** START GIVEN RECORDS **
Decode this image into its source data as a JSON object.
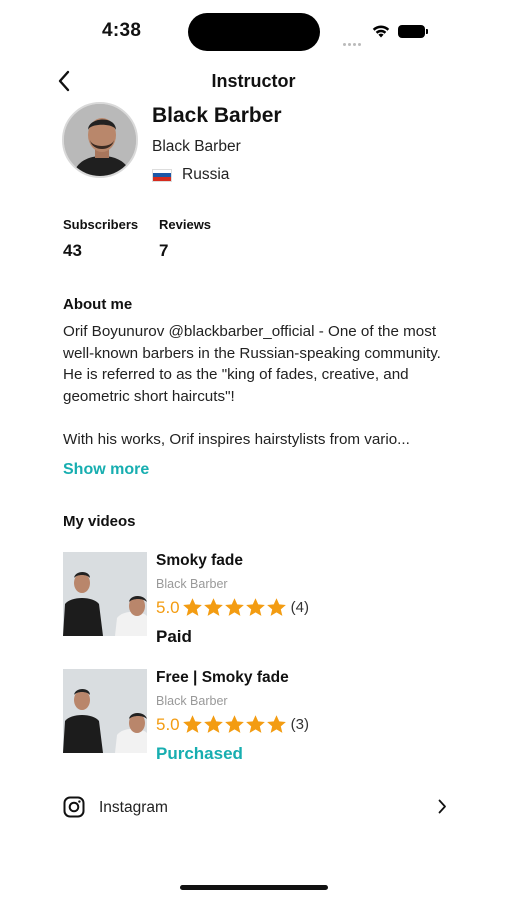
{
  "status_bar": {
    "time": "4:38"
  },
  "nav": {
    "title": "Instructor",
    "back_icon": "chevron-left-icon"
  },
  "profile": {
    "name": "Black Barber",
    "subname": "Black Barber",
    "country": "Russia",
    "flag_colors": [
      "#ffffff",
      "#1c57a7",
      "#d52b1e"
    ]
  },
  "stats": [
    {
      "label": "Subscribers",
      "value": "43"
    },
    {
      "label": "Reviews",
      "value": "7"
    }
  ],
  "about": {
    "title": "About me",
    "text": "Orif Boyunurov @blackbarber_official - One of the most well-known barbers in the Russian-speaking community. He is referred to as the \"king of fades, creative, and geometric short haircuts\"!\n\nWith his works, Orif inspires hairstylists from vario...",
    "show_more": "Show more"
  },
  "videos_section": {
    "title": "My videos"
  },
  "videos": [
    {
      "title": "Smoky fade",
      "author": "Black Barber",
      "rating": "5.0",
      "stars": 5,
      "count": "(4)",
      "status": "Paid",
      "status_color": "#111111"
    },
    {
      "title": "Free | Smoky fade",
      "author": "Black Barber",
      "rating": "5.0",
      "stars": 5,
      "count": "(3)",
      "status": "Purchased",
      "status_color": "#17aeb0"
    }
  ],
  "social": {
    "label": "Instagram",
    "icon": "instagram-icon"
  },
  "colors": {
    "accent": "#17aeb0",
    "star": "#f39c12"
  }
}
** END GIVEN RECORDS **
● WHAT TO PRODUCE
Output the data above without changes, apart from leaving out the pictures.

● SOLUTION FOR THIS EXERCISE
Decode this image into its source data as a JSON object.
{
  "status_bar": {
    "time": "4:38"
  },
  "nav": {
    "title": "Instructor",
    "back_icon": "chevron-left-icon"
  },
  "profile": {
    "name": "Black Barber",
    "subname": "Black Barber",
    "country": "Russia",
    "flag_colors": [
      "#ffffff",
      "#1c57a7",
      "#d52b1e"
    ]
  },
  "stats": [
    {
      "label": "Subscribers",
      "value": "43"
    },
    {
      "label": "Reviews",
      "value": "7"
    }
  ],
  "about": {
    "title": "About me",
    "text": "Orif Boyunurov @blackbarber_official - One of the most well-known barbers in the Russian-speaking community. He is referred to as the \"king of fades, creative, and geometric short haircuts\"!\n\nWith his works, Orif inspires hairstylists from vario...",
    "show_more": "Show more"
  },
  "videos_section": {
    "title": "My videos"
  },
  "videos": [
    {
      "title": "Smoky fade",
      "author": "Black Barber",
      "rating": "5.0",
      "stars": 5,
      "count": "(4)",
      "status": "Paid",
      "status_color": "#111111"
    },
    {
      "title": "Free | Smoky fade",
      "author": "Black Barber",
      "rating": "5.0",
      "stars": 5,
      "count": "(3)",
      "status": "Purchased",
      "status_color": "#17aeb0"
    }
  ],
  "social": {
    "label": "Instagram",
    "icon": "instagram-icon"
  },
  "colors": {
    "accent": "#17aeb0",
    "star": "#f39c12"
  }
}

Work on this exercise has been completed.